Items:
_ _ _ _ _ _ _

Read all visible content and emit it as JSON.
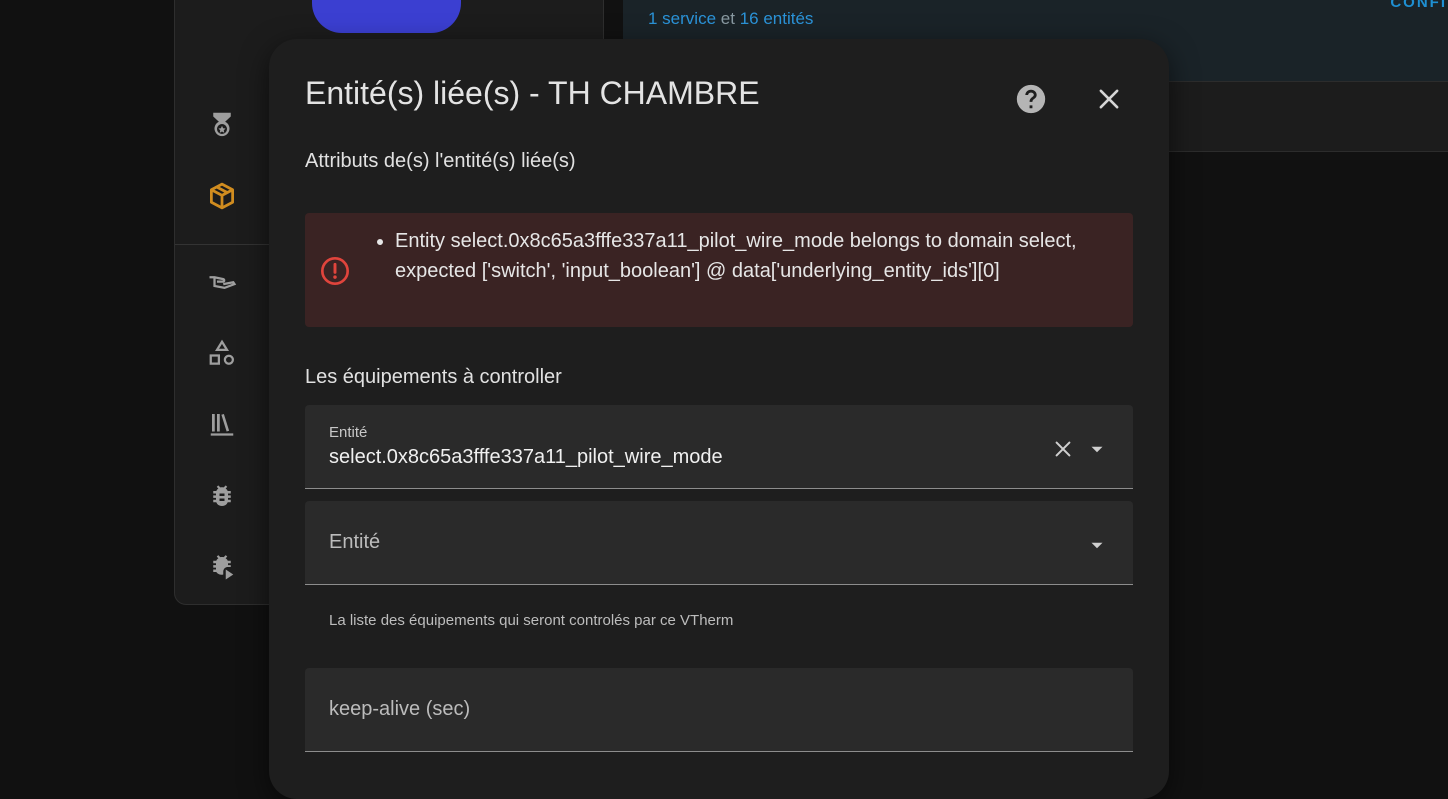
{
  "background": {
    "card_links": {
      "service": "1 service",
      "connector": "et",
      "entities": "16 entités"
    },
    "card_button": "CONFI",
    "nav_icons": [
      "medal-icon",
      "package-icon",
      "hand-icon",
      "shapes-icon",
      "library-icon",
      "bug-icon",
      "bug-play-icon"
    ],
    "accent_color": "#d08c1f"
  },
  "dialog": {
    "title": "Entité(s) liée(s) - TH CHAMBRE",
    "subtitle": "Attributs de(s) l'entité(s) liée(s)",
    "error": {
      "message": "Entity select.0x8c65a3fffe337a11_pilot_wire_mode belongs to domain select, expected ['switch', 'input_boolean'] @ data['underlying_entity_ids'][0]",
      "color": "#e0443c"
    },
    "section_label": "Les équipements à controller",
    "entity_field_1": {
      "label": "Entité",
      "value": "select.0x8c65a3fffe337a11_pilot_wire_mode"
    },
    "entity_field_2": {
      "label": "Entité"
    },
    "helper_text": "La liste des équipements qui seront controlés par ce VTherm",
    "keepalive_field": {
      "label": "keep-alive (sec)"
    }
  }
}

_ _ _ _ _ _ _

To do:
Show the lines of the records that contain the word "équipements".

Response to this task:
    "section_label": "Les équipements à controller",
    "helper_text": "La liste des équipements qui seront controlés par ce VTherm",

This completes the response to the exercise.